Supplied information:
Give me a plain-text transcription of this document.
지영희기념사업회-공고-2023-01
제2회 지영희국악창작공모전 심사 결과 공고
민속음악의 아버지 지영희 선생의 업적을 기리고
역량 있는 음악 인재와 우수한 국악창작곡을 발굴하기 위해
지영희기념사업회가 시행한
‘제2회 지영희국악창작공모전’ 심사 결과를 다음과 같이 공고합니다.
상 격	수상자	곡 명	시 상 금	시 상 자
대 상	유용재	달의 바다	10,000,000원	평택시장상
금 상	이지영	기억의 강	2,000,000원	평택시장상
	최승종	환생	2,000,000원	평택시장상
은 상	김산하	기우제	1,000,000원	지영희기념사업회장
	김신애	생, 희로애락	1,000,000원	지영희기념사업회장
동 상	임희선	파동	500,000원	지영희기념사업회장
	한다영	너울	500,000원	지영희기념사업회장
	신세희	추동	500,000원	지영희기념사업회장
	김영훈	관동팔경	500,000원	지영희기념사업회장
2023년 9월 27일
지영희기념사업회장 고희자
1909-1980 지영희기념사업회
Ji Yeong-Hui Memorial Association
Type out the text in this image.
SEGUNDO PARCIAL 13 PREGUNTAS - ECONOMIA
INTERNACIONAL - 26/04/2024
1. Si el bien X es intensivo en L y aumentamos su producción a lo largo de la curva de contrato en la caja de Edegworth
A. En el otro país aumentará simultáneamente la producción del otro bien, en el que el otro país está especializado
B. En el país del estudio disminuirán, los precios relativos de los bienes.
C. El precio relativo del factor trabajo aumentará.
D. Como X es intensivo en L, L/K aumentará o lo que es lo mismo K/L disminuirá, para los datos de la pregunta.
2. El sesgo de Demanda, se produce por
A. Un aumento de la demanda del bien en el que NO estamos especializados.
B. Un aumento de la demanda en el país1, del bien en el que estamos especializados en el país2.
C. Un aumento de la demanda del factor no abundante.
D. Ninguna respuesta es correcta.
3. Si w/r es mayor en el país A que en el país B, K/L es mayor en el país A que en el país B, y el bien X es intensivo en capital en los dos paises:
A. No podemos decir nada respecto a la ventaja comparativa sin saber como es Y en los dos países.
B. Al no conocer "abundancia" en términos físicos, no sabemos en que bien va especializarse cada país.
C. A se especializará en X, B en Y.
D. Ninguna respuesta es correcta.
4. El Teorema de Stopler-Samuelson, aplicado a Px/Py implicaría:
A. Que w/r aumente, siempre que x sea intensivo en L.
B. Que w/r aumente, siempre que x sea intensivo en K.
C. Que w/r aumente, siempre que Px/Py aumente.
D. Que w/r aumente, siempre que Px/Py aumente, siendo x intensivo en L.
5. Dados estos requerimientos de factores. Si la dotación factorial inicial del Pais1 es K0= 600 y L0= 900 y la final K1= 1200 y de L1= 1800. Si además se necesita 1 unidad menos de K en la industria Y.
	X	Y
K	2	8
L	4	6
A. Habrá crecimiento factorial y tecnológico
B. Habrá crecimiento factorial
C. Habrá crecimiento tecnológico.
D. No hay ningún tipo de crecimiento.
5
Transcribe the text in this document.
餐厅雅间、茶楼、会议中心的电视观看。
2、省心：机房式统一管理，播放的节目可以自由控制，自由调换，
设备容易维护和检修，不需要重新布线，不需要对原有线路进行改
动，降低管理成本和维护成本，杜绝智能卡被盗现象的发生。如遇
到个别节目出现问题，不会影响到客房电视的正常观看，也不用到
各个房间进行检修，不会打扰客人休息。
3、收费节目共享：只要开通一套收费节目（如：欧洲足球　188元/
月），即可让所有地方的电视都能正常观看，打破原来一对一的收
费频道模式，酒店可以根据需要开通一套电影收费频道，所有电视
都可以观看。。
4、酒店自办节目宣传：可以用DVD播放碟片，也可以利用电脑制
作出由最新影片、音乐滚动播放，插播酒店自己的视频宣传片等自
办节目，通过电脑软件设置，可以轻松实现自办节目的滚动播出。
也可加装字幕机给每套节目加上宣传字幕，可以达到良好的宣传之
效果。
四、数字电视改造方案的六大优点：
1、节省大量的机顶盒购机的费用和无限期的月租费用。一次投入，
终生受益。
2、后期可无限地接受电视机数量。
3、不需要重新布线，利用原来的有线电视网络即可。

Task details:
Transcribe the whole listing exactly.

Exercise result:
Give me a plain-text transcription of this document.
지영희기념사업회-공고-2023-01
제2회 지영희국악창작공모전 심사 결과 공고
민속음악의 아버지 지영희 선생의 업적을 기리고
역량 있는 음악 인재와 우수한 국악창작곡을 발굴하기 위해
지영희기념사업회가 시행한
‘제2회 지영희국악창작공모전’ 심사 결과를 다음과 같이 공고합니다.
상 격	수상자	곡 명	시 상 금	시 상 자
대 상	유용재	달의 바다	10,000,000원	평택시장상
금 상	이지영	기억의 강	2,000,000원	평택시장상
	최승종	환생	2,000,000원	평택시장상
은 상	김산하	기우제	1,000,000원	지영희기념사업회장
	김신애	생, 희로애락	1,000,000원	지영희기념사업회장
동 상	임희선	파동	500,000원	지영희기념사업회장
	한다영	너울	500,000원	지영희기념사업회장
	신세희	추동	500,000원	지영희기념사업회장
	김영훈	관동팔경	500,000원	지영희기념사업회장
2023년 9월 27일
지영희기념사업회장 고희자
1909-1980 지영희기념사업회
Ji Yeong-Hui Memorial Association
Type out the text in this image.
SEGUNDO PARCIAL 13 PREGUNTAS - ECONOMIA
INTERNACIONAL - 26/04/2024
1. Si el bien X es intensivo en L y aumentamos su producción a lo largo de la curva de contrato en la caja de Edegworth
A. En el otro país aumentará simultáneamente la producción del otro bien, en el que el otro país está especializado
B. En el país del estudio disminuirán, los precios relativos de los bienes.
C. El precio relativo del factor trabajo aumentará.
D. Como X es intensivo en L, L/K aumentará o lo que es lo mismo K/L disminuirá, para los datos de la pregunta.
2. El sesgo de Demanda, se produce por
A. Un aumento de la demanda del bien en el que NO estamos especializados.
B. Un aumento de la demanda en el país1, del bien en el que estamos especializados en el país2.
C. Un aumento de la demanda del factor no abundante.
D. Ninguna respuesta es correcta.
3. Si w/r es mayor en el país A que en el país B, K/L es mayor en el país A que en el país B, y el bien X es intensivo en capital en los dos paises:
A. No podemos decir nada respecto a la ventaja comparativa sin saber como es Y en los dos países.
B. Al no conocer "abundancia" en términos físicos, no sabemos en que bien va especializarse cada país.
C. A se especializará en X, B en Y.
D. Ninguna respuesta es correcta.
4. El Teorema de Stopler-Samuelson, aplicado a Px/Py implicaría:
A. Que w/r aumente, siempre que x sea intensivo en L.
B. Que w/r aumente, siempre que x sea intensivo en K.
C. Que w/r aumente, siempre que Px/Py aumente.
D. Que w/r aumente, siempre que Px/Py aumente, siendo x intensivo en L.
5. Dados estos requerimientos de factores. Si la dotación factorial inicial del Pais1 es K0= 600 y L0= 900 y la final K1= 1200 y de L1= 1800. Si además se necesita 1 unidad menos de K en la industria Y.
	X	Y
K	2	8
L	4	6
A. Habrá crecimiento factorial y tecnológico
B. Habrá crecimiento factorial
C. Habrá crecimiento tecnológico.
D. No hay ningún tipo de crecimiento.
5
Transcribe the text in this document.
餐厅雅间、茶楼、会议中心的电视观看。
2、省心：机房式统一管理，播放的节目可以自由控制，自由调换，
设备容易维护和检修，不需要重新布线，不需要对原有线路进行改
动，降低管理成本和维护成本，杜绝智能卡被盗现象的发生。如遇
到个别节目出现问题，不会影响到客房电视的正常观看，也不用到
各个房间进行检修，不会打扰客人休息。
3、收费节目共享：只要开通一套收费节目（如：欧洲足球　188元/
月），即可让所有地方的电视都能正常观看，打破原来一对一的收
费频道模式，酒店可以根据需要开通一套电影收费频道，所有电视
都可以观看。。
4、酒店自办节目宣传：可以用DVD播放碟片，也可以利用电脑制
作出由最新影片、音乐滚动播放，插播酒店自己的视频宣传片等自
办节目，通过电脑软件设置，可以轻松实现自办节目的滚动播出。
也可加装字幕机给每套节目加上宣传字幕，可以达到良好的宣传之
效果。
四、数字电视改造方案的六大优点：
1、节省大量的机顶盒购机的费用和无限期的月租费用。一次投入，
终生受益。
2、后期可无限地接受电视机数量。
3、不需要重新布线，利用原来的有线电视网络即可。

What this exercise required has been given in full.